* GIVEN REQUEST
Will you write out the data exactly, excluding every picture?

* MATERIAL PROVIDED
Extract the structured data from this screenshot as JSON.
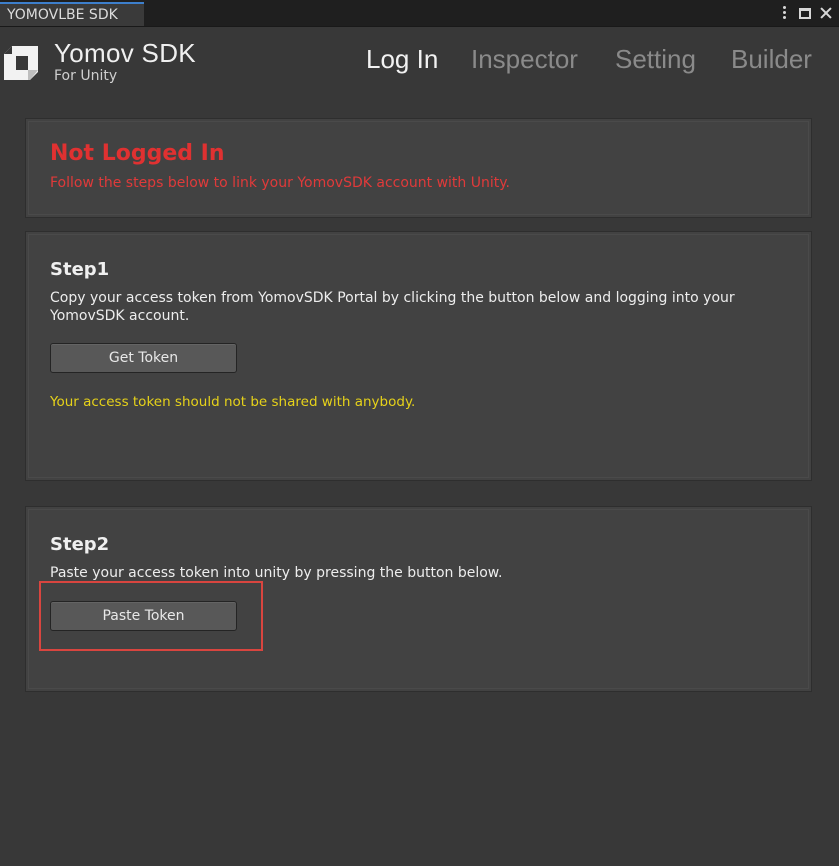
{
  "window": {
    "tab_title": "YOMOVLBE SDK",
    "icons": [
      "kebab-menu-icon",
      "maximize-icon",
      "close-icon"
    ]
  },
  "header": {
    "brand_title": "Yomov SDK",
    "brand_subtitle": "For Unity",
    "nav": [
      {
        "label": "Log In",
        "active": true
      },
      {
        "label": "Inspector",
        "active": false
      },
      {
        "label": "Setting",
        "active": false
      },
      {
        "label": "Builder",
        "active": false
      }
    ]
  },
  "status": {
    "title": "Not Logged In",
    "message": "Follow the steps below to link your YomovSDK account with Unity.",
    "color": "#e03131"
  },
  "step1": {
    "title": "Step1",
    "description": "Copy your access token from YomovSDK Portal by clicking the button below and logging into your YomovSDK account.",
    "button_label": "Get Token",
    "warning": "Your access token should not be shared with anybody."
  },
  "step2": {
    "title": "Step2",
    "description": "Paste your access token into unity by pressing the button below.",
    "button_label": "Paste Token"
  },
  "colors": {
    "accent_tab": "#3d7fcc",
    "warning": "#e6d21a",
    "highlight_box": "#d9453f"
  }
}
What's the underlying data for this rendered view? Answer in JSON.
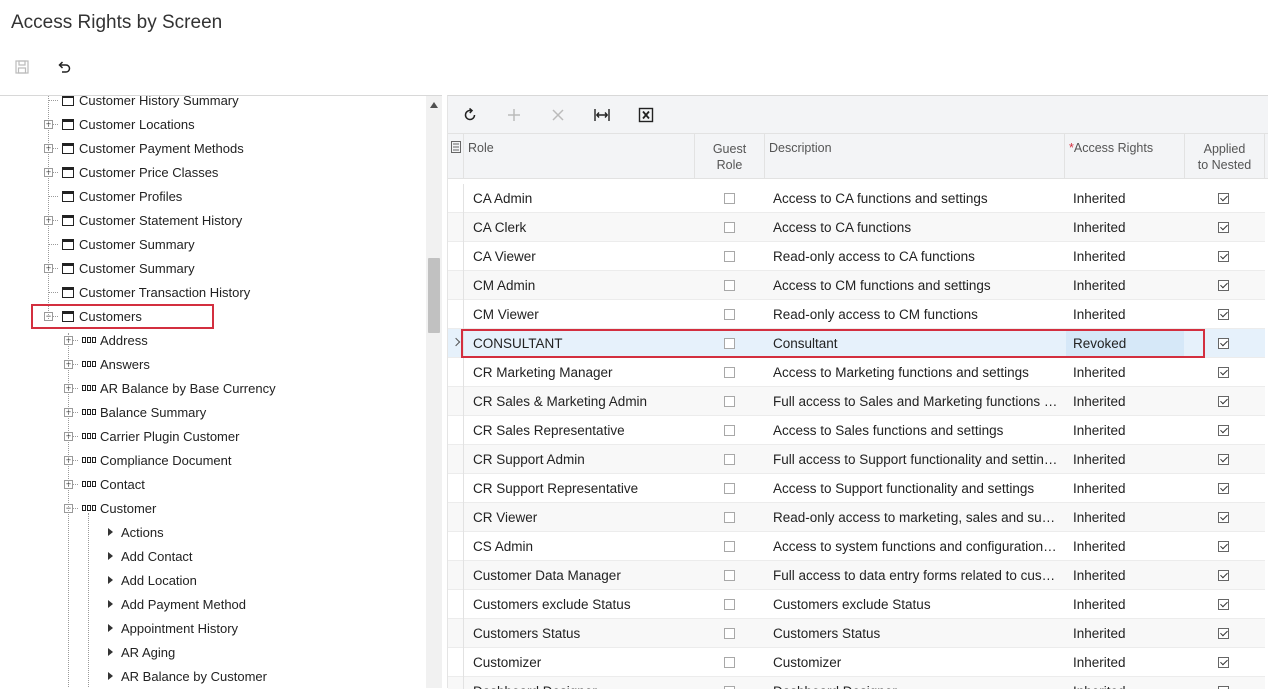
{
  "page": {
    "title": "Access Rights by Screen"
  },
  "toolbar": {
    "save_icon": "save-icon",
    "undo_icon": "undo-icon"
  },
  "tree": {
    "items": [
      {
        "label": "Customer History Summary",
        "level": 0,
        "type": "screen",
        "expander": ""
      },
      {
        "label": "Customer Locations",
        "level": 0,
        "type": "screen",
        "expander": "+"
      },
      {
        "label": "Customer Payment Methods",
        "level": 0,
        "type": "screen",
        "expander": "+"
      },
      {
        "label": "Customer Price Classes",
        "level": 0,
        "type": "screen",
        "expander": "+"
      },
      {
        "label": "Customer Profiles",
        "level": 0,
        "type": "screen",
        "expander": ""
      },
      {
        "label": "Customer Statement History",
        "level": 0,
        "type": "screen",
        "expander": "+"
      },
      {
        "label": "Customer Summary",
        "level": 0,
        "type": "screen",
        "expander": ""
      },
      {
        "label": "Customer Summary",
        "level": 0,
        "type": "screen",
        "expander": "+"
      },
      {
        "label": "Customer Transaction History",
        "level": 0,
        "type": "screen",
        "expander": ""
      },
      {
        "label": "Customers",
        "level": 0,
        "type": "screen",
        "expander": "−"
      },
      {
        "label": "Address",
        "level": 1,
        "type": "container",
        "expander": "+"
      },
      {
        "label": "Answers",
        "level": 1,
        "type": "container",
        "expander": "+"
      },
      {
        "label": "AR Balance by Base Currency",
        "level": 1,
        "type": "container",
        "expander": "+"
      },
      {
        "label": "Balance Summary",
        "level": 1,
        "type": "container",
        "expander": "+"
      },
      {
        "label": "Carrier Plugin Customer",
        "level": 1,
        "type": "container",
        "expander": "+"
      },
      {
        "label": "Compliance Document",
        "level": 1,
        "type": "container",
        "expander": "+"
      },
      {
        "label": "Contact",
        "level": 1,
        "type": "container",
        "expander": "+"
      },
      {
        "label": "Customer",
        "level": 1,
        "type": "container",
        "expander": "−"
      },
      {
        "label": "Actions",
        "level": 2,
        "type": "action",
        "expander": ""
      },
      {
        "label": "Add Contact",
        "level": 2,
        "type": "action",
        "expander": ""
      },
      {
        "label": "Add Location",
        "level": 2,
        "type": "action",
        "expander": ""
      },
      {
        "label": "Add Payment Method",
        "level": 2,
        "type": "action",
        "expander": ""
      },
      {
        "label": "Appointment History",
        "level": 2,
        "type": "action",
        "expander": ""
      },
      {
        "label": "AR Aging",
        "level": 2,
        "type": "action",
        "expander": ""
      },
      {
        "label": "AR Balance by Customer",
        "level": 2,
        "type": "action",
        "expander": ""
      }
    ]
  },
  "grid": {
    "toolbar": [
      "refresh-icon",
      "add-icon",
      "delete-icon",
      "fit-columns-icon",
      "export-excel-icon"
    ],
    "headers": {
      "role": "Role",
      "guest_role_1": "Guest",
      "guest_role_2": "Role",
      "description": "Description",
      "required_mark": "*",
      "access_rights": "Access Rights",
      "applied_1": "Applied",
      "applied_2": "to Nested"
    },
    "rows": [
      {
        "role": "CA Admin",
        "guest": false,
        "description": "Access to CA functions and settings",
        "access": "Inherited",
        "applied": true
      },
      {
        "role": "CA Clerk",
        "guest": false,
        "description": "Access to CA functions",
        "access": "Inherited",
        "applied": true
      },
      {
        "role": "CA Viewer",
        "guest": false,
        "description": "Read-only access to CA functions",
        "access": "Inherited",
        "applied": true
      },
      {
        "role": "CM Admin",
        "guest": false,
        "description": "Access to CM functions and settings",
        "access": "Inherited",
        "applied": true
      },
      {
        "role": "CM Viewer",
        "guest": false,
        "description": "Read-only access to CM functions",
        "access": "Inherited",
        "applied": true
      },
      {
        "role": "CONSULTANT",
        "guest": false,
        "description": "Consultant",
        "access": "Revoked",
        "applied": true
      },
      {
        "role": "CR Marketing Manager",
        "guest": false,
        "description": "Access to Marketing functions and settings",
        "access": "Inherited",
        "applied": true
      },
      {
        "role": "CR Sales & Marketing Admin",
        "guest": false,
        "description": "Full access to Sales and Marketing functions a...",
        "access": "Inherited",
        "applied": true
      },
      {
        "role": "CR Sales Representative",
        "guest": false,
        "description": "Access to Sales functions and settings",
        "access": "Inherited",
        "applied": true
      },
      {
        "role": "CR Support Admin",
        "guest": false,
        "description": "Full access to Support functionality and settings",
        "access": "Inherited",
        "applied": true
      },
      {
        "role": "CR Support Representative",
        "guest": false,
        "description": "Access to Support functionality and settings",
        "access": "Inherited",
        "applied": true
      },
      {
        "role": "CR Viewer",
        "guest": false,
        "description": "Read-only access to marketing, sales and sup...",
        "access": "Inherited",
        "applied": true
      },
      {
        "role": "CS Admin",
        "guest": false,
        "description": "Access to system functions and configuration i...",
        "access": "Inherited",
        "applied": true
      },
      {
        "role": "Customer Data Manager",
        "guest": false,
        "description": "Full access to data entry forms related to custo...",
        "access": "Inherited",
        "applied": true
      },
      {
        "role": "Customers exclude Status",
        "guest": false,
        "description": "Customers exclude Status",
        "access": "Inherited",
        "applied": true
      },
      {
        "role": "Customers Status",
        "guest": false,
        "description": "Customers Status",
        "access": "Inherited",
        "applied": true
      },
      {
        "role": "Customizer",
        "guest": false,
        "description": "Customizer",
        "access": "Inherited",
        "applied": true
      },
      {
        "role": "Dashboard Designer",
        "guest": false,
        "description": "Dashboard Designer",
        "access": "Inherited",
        "applied": true
      }
    ]
  },
  "colors": {
    "highlight": "#d32f3f",
    "active_row": "#e6f1fb",
    "header_bg": "#f3f4f6"
  }
}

* WRITTEN REPLY
Extract the structured data from this screenshot as JSON.
{
  "window": {
    "tab_title": "YOMOVLBE SDK",
    "icons": [
      "kebab-menu-icon",
      "maximize-icon",
      "close-icon"
    ]
  },
  "header": {
    "brand_title": "Yomov SDK",
    "brand_subtitle": "For Unity",
    "nav": [
      {
        "label": "Log In",
        "active": true
      },
      {
        "label": "Inspector",
        "active": false
      },
      {
        "label": "Setting",
        "active": false
      },
      {
        "label": "Builder",
        "active": false
      }
    ]
  },
  "status": {
    "title": "Not Logged In",
    "message": "Follow the steps below to link your YomovSDK account with Unity.",
    "color": "#e03131"
  },
  "step1": {
    "title": "Step1",
    "description": "Copy your access token from YomovSDK Portal by clicking the button below and logging into your YomovSDK account.",
    "button_label": "Get Token",
    "warning": "Your access token should not be shared with anybody."
  },
  "step2": {
    "title": "Step2",
    "description": "Paste your access token into unity by pressing the button below.",
    "button_label": "Paste Token"
  },
  "colors": {
    "accent_tab": "#3d7fcc",
    "warning": "#e6d21a",
    "highlight_box": "#d9453f"
  }
}
What's the underlying data for this rendered view? Answer in JSON.
{
  "page": {
    "title": "Access Rights by Screen"
  },
  "toolbar": {
    "save_icon": "save-icon",
    "undo_icon": "undo-icon"
  },
  "tree": {
    "items": [
      {
        "label": "Customer History Summary",
        "level": 0,
        "type": "screen",
        "expander": ""
      },
      {
        "label": "Customer Locations",
        "level": 0,
        "type": "screen",
        "expander": "+"
      },
      {
        "label": "Customer Payment Methods",
        "level": 0,
        "type": "screen",
        "expander": "+"
      },
      {
        "label": "Customer Price Classes",
        "level": 0,
        "type": "screen",
        "expander": "+"
      },
      {
        "label": "Customer Profiles",
        "level": 0,
        "type": "screen",
        "expander": ""
      },
      {
        "label": "Customer Statement History",
        "level": 0,
        "type": "screen",
        "expander": "+"
      },
      {
        "label": "Customer Summary",
        "level": 0,
        "type": "screen",
        "expander": ""
      },
      {
        "label": "Customer Summary",
        "level": 0,
        "type": "screen",
        "expander": "+"
      },
      {
        "label": "Customer Transaction History",
        "level": 0,
        "type": "screen",
        "expander": ""
      },
      {
        "label": "Customers",
        "level": 0,
        "type": "screen",
        "expander": "−"
      },
      {
        "label": "Address",
        "level": 1,
        "type": "container",
        "expander": "+"
      },
      {
        "label": "Answers",
        "level": 1,
        "type": "container",
        "expander": "+"
      },
      {
        "label": "AR Balance by Base Currency",
        "level": 1,
        "type": "container",
        "expander": "+"
      },
      {
        "label": "Balance Summary",
        "level": 1,
        "type": "container",
        "expander": "+"
      },
      {
        "label": "Carrier Plugin Customer",
        "level": 1,
        "type": "container",
        "expander": "+"
      },
      {
        "label": "Compliance Document",
        "level": 1,
        "type": "container",
        "expander": "+"
      },
      {
        "label": "Contact",
        "level": 1,
        "type": "container",
        "expander": "+"
      },
      {
        "label": "Customer",
        "level": 1,
        "type": "container",
        "expander": "−"
      },
      {
        "label": "Actions",
        "level": 2,
        "type": "action",
        "expander": ""
      },
      {
        "label": "Add Contact",
        "level": 2,
        "type": "action",
        "expander": ""
      },
      {
        "label": "Add Location",
        "level": 2,
        "type": "action",
        "expander": ""
      },
      {
        "label": "Add Payment Method",
        "level": 2,
        "type": "action",
        "expander": ""
      },
      {
        "label": "Appointment History",
        "level": 2,
        "type": "action",
        "expander": ""
      },
      {
        "label": "AR Aging",
        "level": 2,
        "type": "action",
        "expander": ""
      },
      {
        "label": "AR Balance by Customer",
        "level": 2,
        "type": "action",
        "expander": ""
      }
    ]
  },
  "grid": {
    "toolbar": [
      "refresh-icon",
      "add-icon",
      "delete-icon",
      "fit-columns-icon",
      "export-excel-icon"
    ],
    "headers": {
      "role": "Role",
      "guest_role_1": "Guest",
      "guest_role_2": "Role",
      "description": "Description",
      "required_mark": "*",
      "access_rights": "Access Rights",
      "applied_1": "Applied",
      "applied_2": "to Nested"
    },
    "rows": [
      {
        "role": "CA Admin",
        "guest": false,
        "description": "Access to CA functions and settings",
        "access": "Inherited",
        "applied": true
      },
      {
        "role": "CA Clerk",
        "guest": false,
        "description": "Access to CA functions",
        "access": "Inherited",
        "applied": true
      },
      {
        "role": "CA Viewer",
        "guest": false,
        "description": "Read-only access to CA functions",
        "access": "Inherited",
        "applied": true
      },
      {
        "role": "CM Admin",
        "guest": false,
        "description": "Access to CM functions and settings",
        "access": "Inherited",
        "applied": true
      },
      {
        "role": "CM Viewer",
        "guest": false,
        "description": "Read-only access to CM functions",
        "access": "Inherited",
        "applied": true
      },
      {
        "role": "CONSULTANT",
        "guest": false,
        "description": "Consultant",
        "access": "Revoked",
        "applied": true
      },
      {
        "role": "CR Marketing Manager",
        "guest": false,
        "description": "Access to Marketing functions and settings",
        "access": "Inherited",
        "applied": true
      },
      {
        "role": "CR Sales & Marketing Admin",
        "guest": false,
        "description": "Full access to Sales and Marketing functions a...",
        "access": "Inherited",
        "applied": true
      },
      {
        "role": "CR Sales Representative",
        "guest": false,
        "description": "Access to Sales functions and settings",
        "access": "Inherited",
        "applied": true
      },
      {
        "role": "CR Support Admin",
        "guest": false,
        "description": "Full access to Support functionality and settings",
        "access": "Inherited",
        "applied": true
      },
      {
        "role": "CR Support Representative",
        "guest": false,
        "description": "Access to Support functionality and settings",
        "access": "Inherited",
        "applied": true
      },
      {
        "role": "CR Viewer",
        "guest": false,
        "description": "Read-only access to marketing, sales and sup...",
        "access": "Inherited",
        "applied": true
      },
      {
        "role": "CS Admin",
        "guest": false,
        "description": "Access to system functions and configuration i...",
        "access": "Inherited",
        "applied": true
      },
      {
        "role": "Customer Data Manager",
        "guest": false,
        "description": "Full access to data entry forms related to custo...",
        "access": "Inherited",
        "applied": true
      },
      {
        "role": "Customers exclude Status",
        "guest": false,
        "description": "Customers exclude Status",
        "access": "Inherited",
        "applied": true
      },
      {
        "role": "Customers Status",
        "guest": false,
        "description": "Customers Status",
        "access": "Inherited",
        "applied": true
      },
      {
        "role": "Customizer",
        "guest": false,
        "description": "Customizer",
        "access": "Inherited",
        "applied": true
      },
      {
        "role": "Dashboard Designer",
        "guest": false,
        "description": "Dashboard Designer",
        "access": "Inherited",
        "applied": true
      }
    ]
  },
  "colors": {
    "highlight": "#d32f3f",
    "active_row": "#e6f1fb",
    "header_bg": "#f3f4f6"
  }
}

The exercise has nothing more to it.